▸ **Exercise**
Your task is to locate every line holding the string "screenshot" and to copy each of them.
** START OF Stored records **
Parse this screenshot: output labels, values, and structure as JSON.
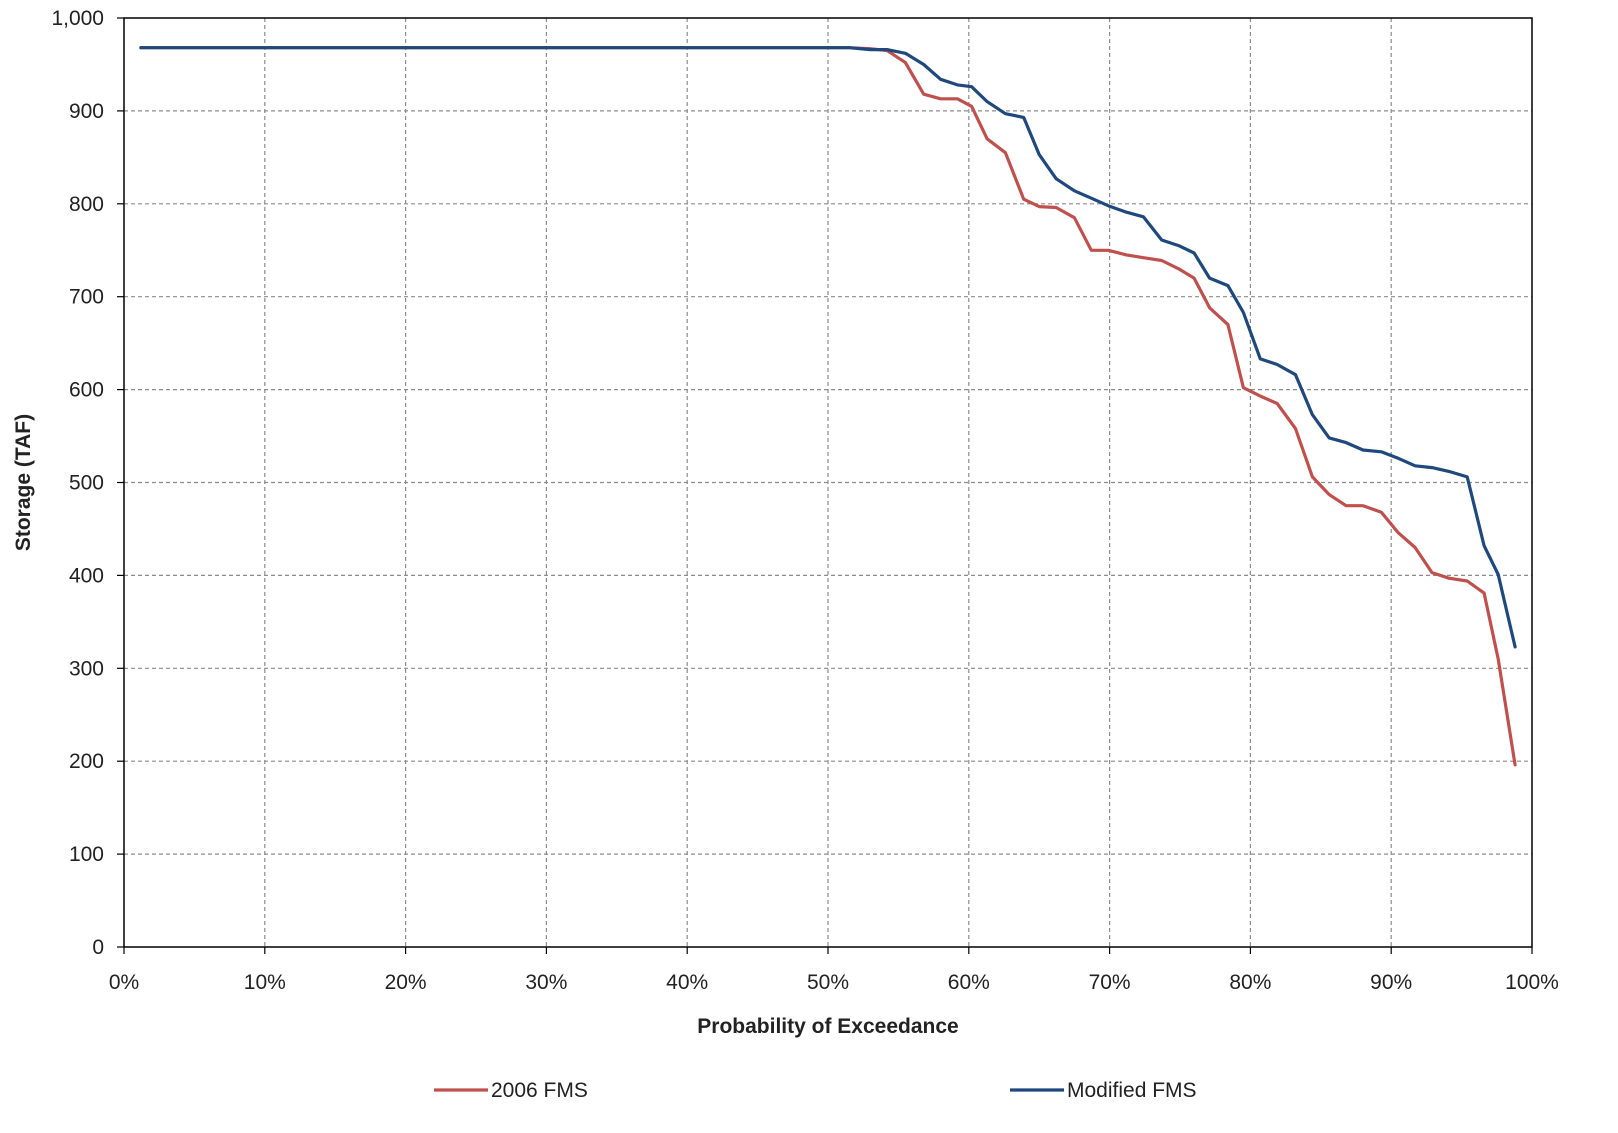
{
  "chart_data": {
    "type": "line",
    "xlabel": "Probability of Exceedance",
    "ylabel": "Storage (TAF)",
    "xlim": [
      0,
      100
    ],
    "ylim": [
      0,
      1000
    ],
    "x_unit": "%",
    "x_ticks": [
      0,
      10,
      20,
      30,
      40,
      50,
      60,
      70,
      80,
      90,
      100
    ],
    "x_tick_labels": [
      "0%",
      "10%",
      "20%",
      "30%",
      "40%",
      "50%",
      "60%",
      "70%",
      "80%",
      "90%",
      "100%"
    ],
    "y_ticks": [
      0,
      100,
      200,
      300,
      400,
      500,
      600,
      700,
      800,
      900,
      1000
    ],
    "y_tick_labels": [
      "0",
      "100",
      "200",
      "300",
      "400",
      "500",
      "600",
      "700",
      "800",
      "900",
      "1,000"
    ],
    "grid": true,
    "legend_position": "bottom",
    "series": [
      {
        "name": "2006 FMS",
        "color": "#c0504d",
        "points": [
          [
            1.2,
            968
          ],
          [
            10,
            968
          ],
          [
            20,
            968
          ],
          [
            30,
            968
          ],
          [
            40,
            968
          ],
          [
            50,
            968
          ],
          [
            51.5,
            968
          ],
          [
            53,
            967
          ],
          [
            54.2,
            965
          ],
          [
            55.5,
            952
          ],
          [
            56.8,
            918
          ],
          [
            58,
            913
          ],
          [
            59.2,
            913
          ],
          [
            60.2,
            905
          ],
          [
            61.3,
            870
          ],
          [
            62.6,
            855
          ],
          [
            63.9,
            805
          ],
          [
            65,
            797
          ],
          [
            66.2,
            796
          ],
          [
            67.5,
            785
          ],
          [
            68.7,
            750
          ],
          [
            69.9,
            750
          ],
          [
            71.2,
            745
          ],
          [
            72.4,
            742
          ],
          [
            73.7,
            739
          ],
          [
            74.9,
            730
          ],
          [
            76,
            720
          ],
          [
            77.1,
            688
          ],
          [
            78.4,
            670
          ],
          [
            79.5,
            602
          ],
          [
            80.7,
            593
          ],
          [
            81.9,
            585
          ],
          [
            83.2,
            558
          ],
          [
            84.4,
            506
          ],
          [
            85.6,
            487
          ],
          [
            86.8,
            475
          ],
          [
            88,
            475
          ],
          [
            89.3,
            468
          ],
          [
            90.5,
            446
          ],
          [
            91.7,
            430
          ],
          [
            92.9,
            403
          ],
          [
            94.1,
            397
          ],
          [
            95.4,
            394
          ],
          [
            96.6,
            381
          ],
          [
            97.6,
            310
          ],
          [
            98.8,
            196
          ]
        ]
      },
      {
        "name": "Modified FMS",
        "color": "#1f497d",
        "points": [
          [
            1.2,
            968
          ],
          [
            10,
            968
          ],
          [
            20,
            968
          ],
          [
            30,
            968
          ],
          [
            40,
            968
          ],
          [
            50,
            968
          ],
          [
            51.5,
            968
          ],
          [
            53,
            966
          ],
          [
            54.2,
            966
          ],
          [
            55.5,
            962
          ],
          [
            56.8,
            950
          ],
          [
            58,
            934
          ],
          [
            59.2,
            928
          ],
          [
            60.2,
            926
          ],
          [
            61.3,
            910
          ],
          [
            62.6,
            897
          ],
          [
            63.9,
            893
          ],
          [
            65,
            853
          ],
          [
            66.2,
            827
          ],
          [
            67.5,
            814
          ],
          [
            68.7,
            806
          ],
          [
            69.9,
            798
          ],
          [
            71.2,
            791
          ],
          [
            72.4,
            786
          ],
          [
            73.7,
            761
          ],
          [
            74.9,
            755
          ],
          [
            76,
            747
          ],
          [
            77.1,
            720
          ],
          [
            78.4,
            712
          ],
          [
            79.5,
            683
          ],
          [
            80.7,
            633
          ],
          [
            81.9,
            627
          ],
          [
            83.2,
            616
          ],
          [
            84.4,
            573
          ],
          [
            85.6,
            548
          ],
          [
            86.8,
            543
          ],
          [
            88,
            535
          ],
          [
            89.3,
            533
          ],
          [
            90.5,
            526
          ],
          [
            91.7,
            518
          ],
          [
            92.9,
            516
          ],
          [
            94.1,
            512
          ],
          [
            95.4,
            506
          ],
          [
            96.6,
            432
          ],
          [
            97.6,
            401
          ],
          [
            98.8,
            323
          ]
        ]
      }
    ]
  }
}
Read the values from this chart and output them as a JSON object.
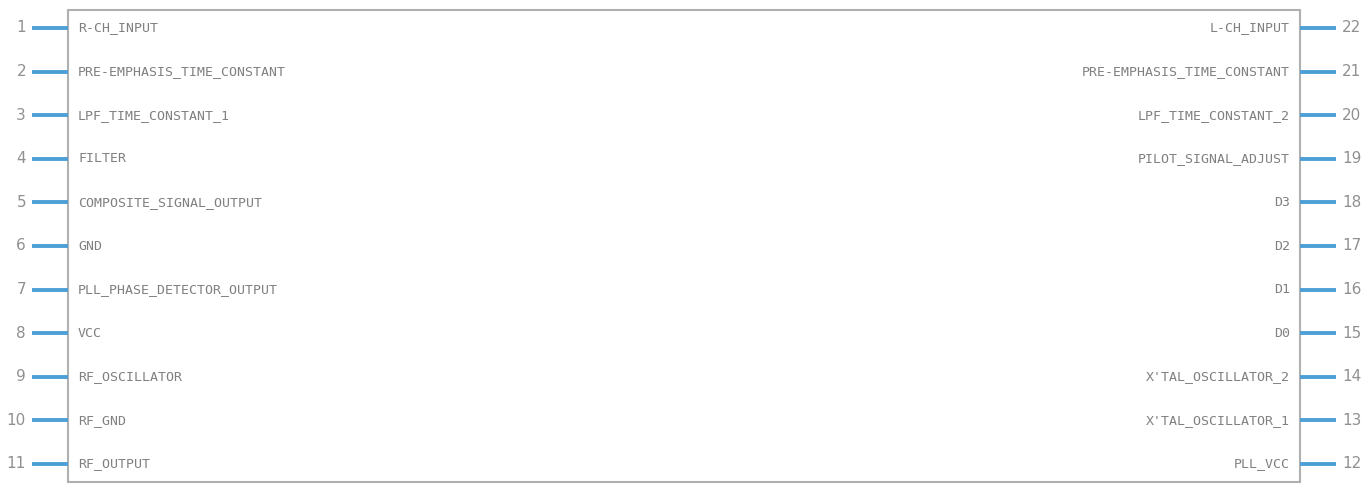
{
  "bg_color": "#ffffff",
  "box_color": "#b0b0b0",
  "box_fill": "#ffffff",
  "pin_color": "#4d9fd6",
  "text_color": "#808080",
  "num_color": "#909090",
  "left_pins": [
    1,
    2,
    3,
    4,
    5,
    6,
    7,
    8,
    9,
    10,
    11
  ],
  "right_pins": [
    22,
    21,
    20,
    19,
    18,
    17,
    16,
    15,
    14,
    13,
    12
  ],
  "left_labels": [
    "R-CH_INPUT",
    "PRE-EMPHASIS_TIME_CONSTANT",
    "LPF_TIME_CONSTANT_1",
    "FILTER",
    "COMPOSITE_SIGNAL_OUTPUT",
    "GND",
    "PLL_PHASE_DETECTOR_OUTPUT",
    "VCC",
    "RF_OSCILLATOR",
    "RF_GND",
    "RF_OUTPUT"
  ],
  "right_labels": [
    "L-CH_INPUT",
    "PRE-EMPHASIS_TIME_CONSTANT",
    "LPF_TIME_CONSTANT_2",
    "PILOT_SIGNAL_ADJUST",
    "D3",
    "D2",
    "D1",
    "D0",
    "X'TAL_OSCILLATOR_2",
    "X'TAL_OSCILLATOR_1",
    "PLL_VCC"
  ],
  "figsize": [
    13.68,
    4.92
  ],
  "dpi": 100
}
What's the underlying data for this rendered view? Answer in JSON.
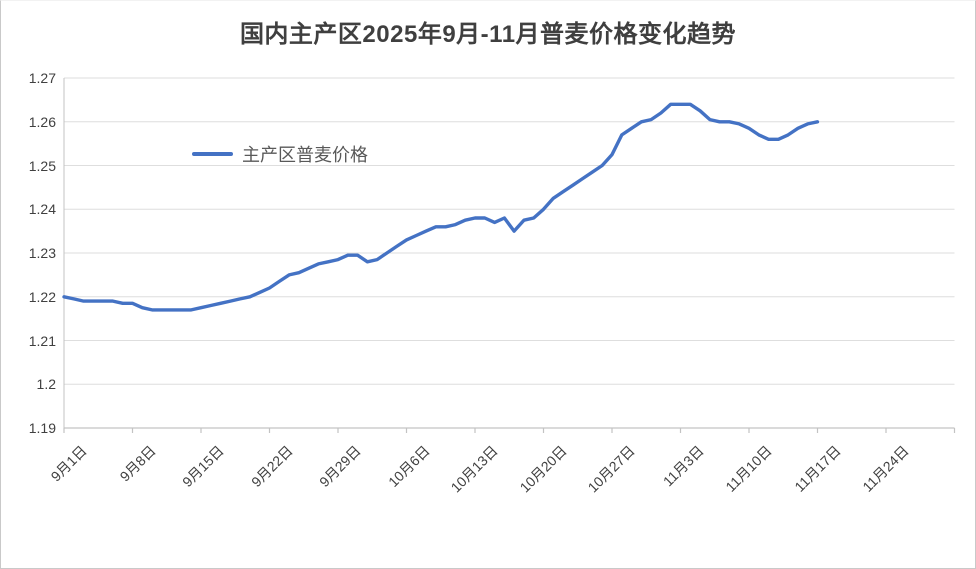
{
  "chart_data": {
    "type": "line",
    "title": "国内主产区2025年9月-11月普麦价格变化趋势",
    "xlabel": "",
    "ylabel": "",
    "ylim": [
      1.19,
      1.27
    ],
    "y_tick_step": 0.01,
    "grid": true,
    "legend_position": "inside-upper-left",
    "x_frequency": "daily",
    "x_range_of_data": [
      "9月1日",
      "11月17日"
    ],
    "x_ticklabels": [
      "9月1日",
      "9月8日",
      "9月15日",
      "9月22日",
      "9月29日",
      "10月6日",
      "10月13日",
      "10月20日",
      "10月27日",
      "11月3日",
      "11月10日",
      "11月17日",
      "11月24日"
    ],
    "y_ticklabels": [
      "1.19",
      "1.2",
      "1.21",
      "1.22",
      "1.23",
      "1.24",
      "1.25",
      "1.26",
      "1.27"
    ],
    "series": [
      {
        "name": "主产区普麦价格",
        "values": [
          1.22,
          1.2195,
          1.219,
          1.219,
          1.219,
          1.219,
          1.2185,
          1.2185,
          1.2175,
          1.217,
          1.217,
          1.217,
          1.217,
          1.217,
          1.2175,
          1.218,
          1.2185,
          1.219,
          1.2195,
          1.22,
          1.221,
          1.222,
          1.2235,
          1.225,
          1.2255,
          1.2265,
          1.2275,
          1.228,
          1.2285,
          1.2295,
          1.2295,
          1.228,
          1.2285,
          1.23,
          1.2315,
          1.233,
          1.234,
          1.235,
          1.236,
          1.236,
          1.2365,
          1.2375,
          1.238,
          1.238,
          1.237,
          1.238,
          1.235,
          1.2375,
          1.238,
          1.24,
          1.2425,
          1.244,
          1.2455,
          1.247,
          1.2485,
          1.25,
          1.2525,
          1.257,
          1.2585,
          1.26,
          1.2605,
          1.262,
          1.264,
          1.264,
          1.264,
          1.2625,
          1.2605,
          1.26,
          1.26,
          1.2595,
          1.2585,
          1.257,
          1.256,
          1.256,
          1.257,
          1.2585,
          1.2595,
          1.26
        ]
      }
    ],
    "colors": {
      "line": "#4472C4",
      "grid": "#dedede",
      "axis": "#c3c3c3",
      "tick_label": "#404040",
      "title": "#3f3f3f",
      "legend_text": "#595959",
      "background": "#ffffff"
    }
  }
}
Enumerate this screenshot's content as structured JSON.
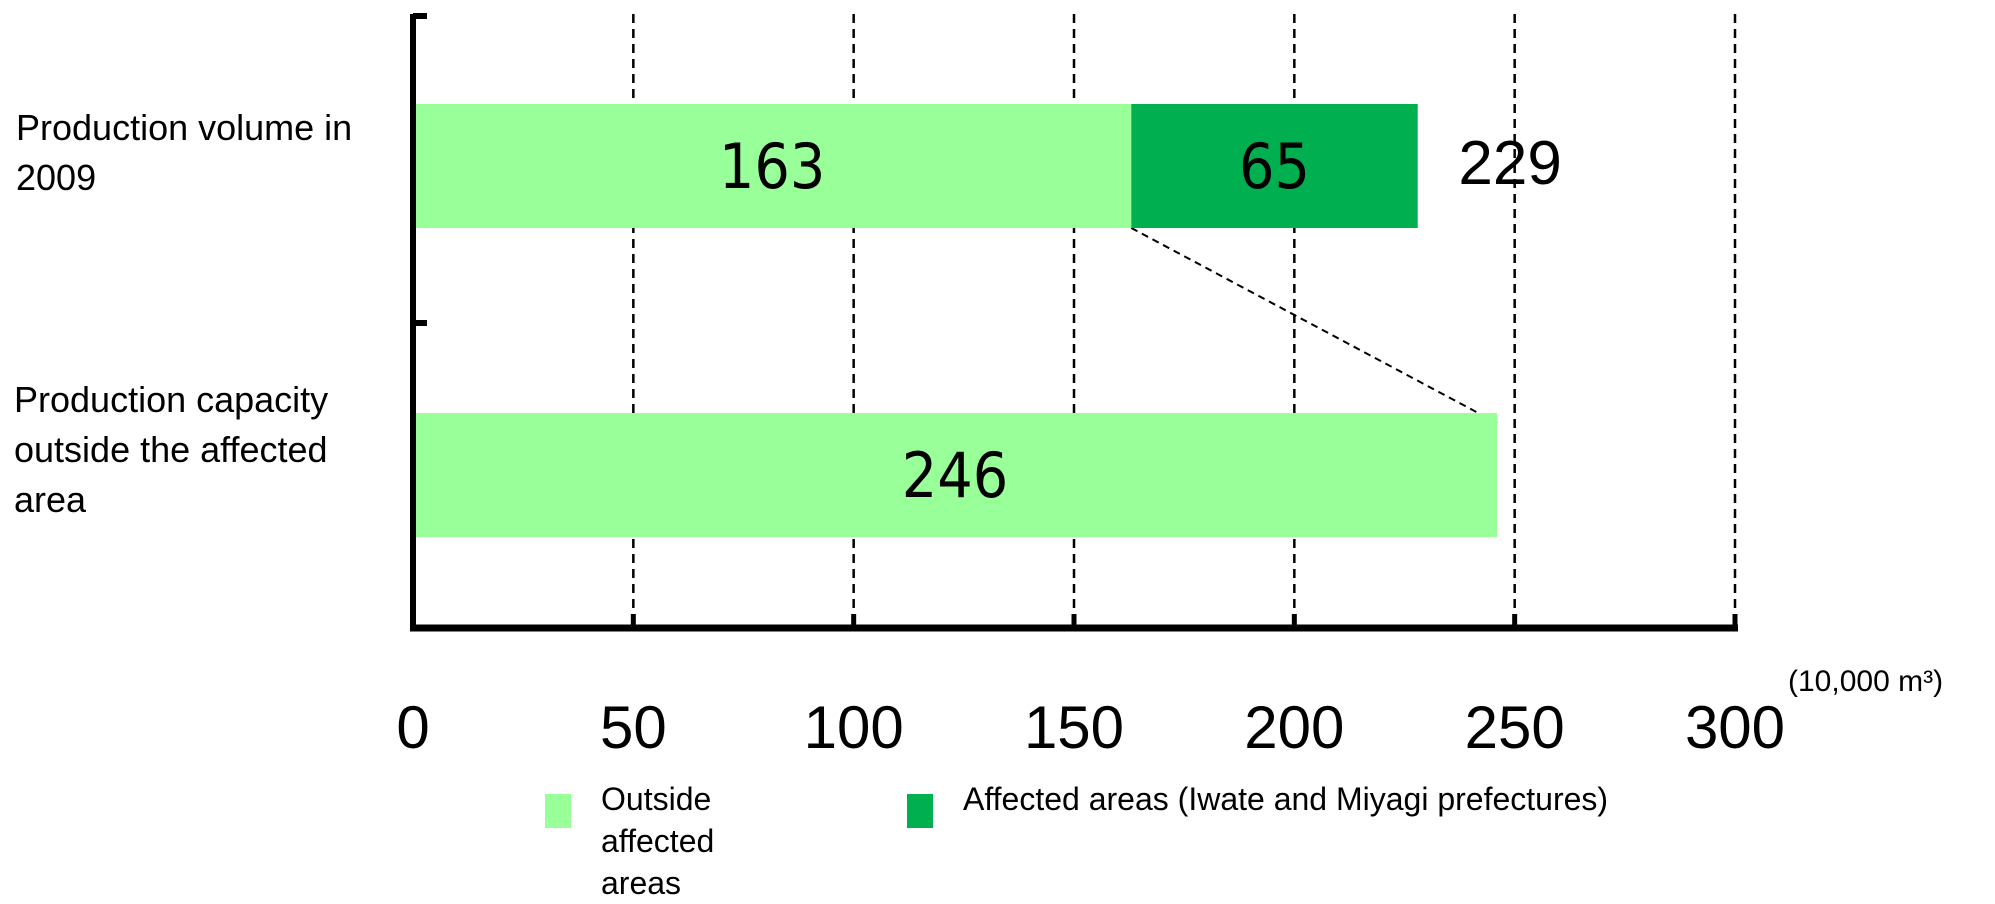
{
  "chart_data": {
    "type": "bar",
    "orientation": "horizontal",
    "stacked": true,
    "categories": [
      "Production volume in 2009",
      "Production capacity outside the affected area"
    ],
    "series": [
      {
        "name": "Outside affected areas",
        "values": [
          163,
          246
        ],
        "color": "#99ff99"
      },
      {
        "name": "Affected areas (Iwate and Miyagi prefectures)",
        "values": [
          65,
          null
        ],
        "color": "#00b050"
      }
    ],
    "totals": [
      229,
      null
    ],
    "xlim": [
      0,
      300
    ],
    "xticks": [
      "0",
      "50",
      "100",
      "150",
      "200",
      "250",
      "300"
    ],
    "unit": "(10,000 m³)",
    "grid": true,
    "legend_position": "bottom"
  }
}
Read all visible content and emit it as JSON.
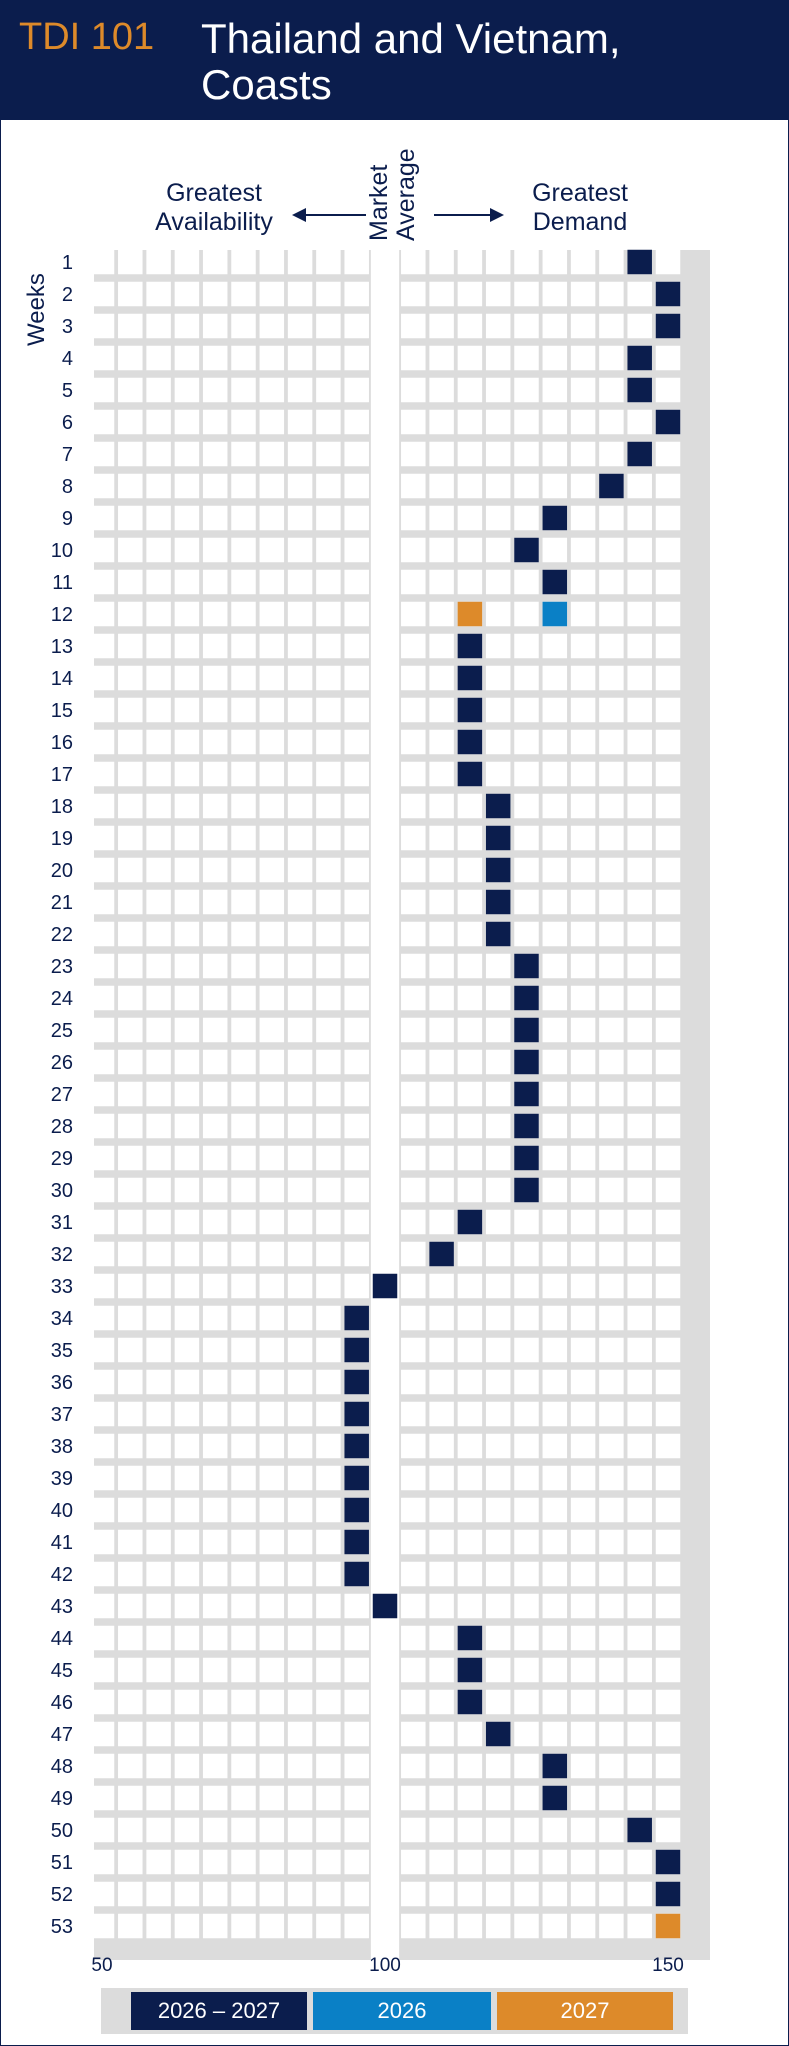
** END OF Stored records **
▸ **Exercise answer**
Parse this screenshot: output labels, values, and structure as JSON.
Enumerate this screenshot's content as structured JSON.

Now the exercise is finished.